Objective: Return the records that follow unaltered. Omit every picture.

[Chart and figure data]
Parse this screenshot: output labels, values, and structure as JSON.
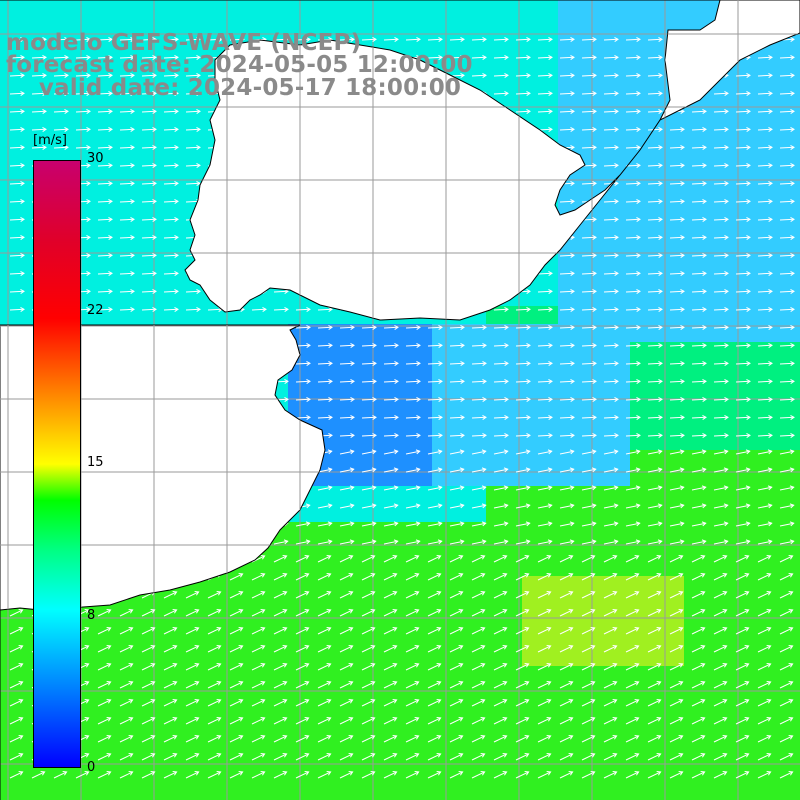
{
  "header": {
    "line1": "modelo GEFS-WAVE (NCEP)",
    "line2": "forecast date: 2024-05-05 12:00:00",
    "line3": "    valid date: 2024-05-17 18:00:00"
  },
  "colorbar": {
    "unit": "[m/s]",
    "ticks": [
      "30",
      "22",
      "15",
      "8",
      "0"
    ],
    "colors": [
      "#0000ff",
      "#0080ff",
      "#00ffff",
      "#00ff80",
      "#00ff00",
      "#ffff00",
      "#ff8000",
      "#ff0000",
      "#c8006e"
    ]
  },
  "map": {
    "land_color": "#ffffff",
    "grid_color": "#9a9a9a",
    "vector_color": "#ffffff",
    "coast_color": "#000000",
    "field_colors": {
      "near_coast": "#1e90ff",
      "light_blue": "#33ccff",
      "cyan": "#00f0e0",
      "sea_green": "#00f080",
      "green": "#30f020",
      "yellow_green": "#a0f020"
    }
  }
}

Result:
Parse this screenshot: output labels, values, and structure as JSON.
{
  "header": {
    "line1": "modelo GEFS-WAVE (NCEP)",
    "line2": "forecast date: 2024-05-05 12:00:00",
    "line3": "    valid date: 2024-05-17 18:00:00"
  },
  "colorbar": {
    "unit": "[m/s]",
    "ticks": [
      "30",
      "22",
      "15",
      "8",
      "0"
    ],
    "colors": [
      "#0000ff",
      "#0080ff",
      "#00ffff",
      "#00ff80",
      "#00ff00",
      "#ffff00",
      "#ff8000",
      "#ff0000",
      "#c8006e"
    ]
  },
  "map": {
    "land_color": "#ffffff",
    "grid_color": "#9a9a9a",
    "vector_color": "#ffffff",
    "coast_color": "#000000",
    "field_colors": {
      "near_coast": "#1e90ff",
      "light_blue": "#33ccff",
      "cyan": "#00f0e0",
      "sea_green": "#00f080",
      "green": "#30f020",
      "yellow_green": "#a0f020"
    }
  }
}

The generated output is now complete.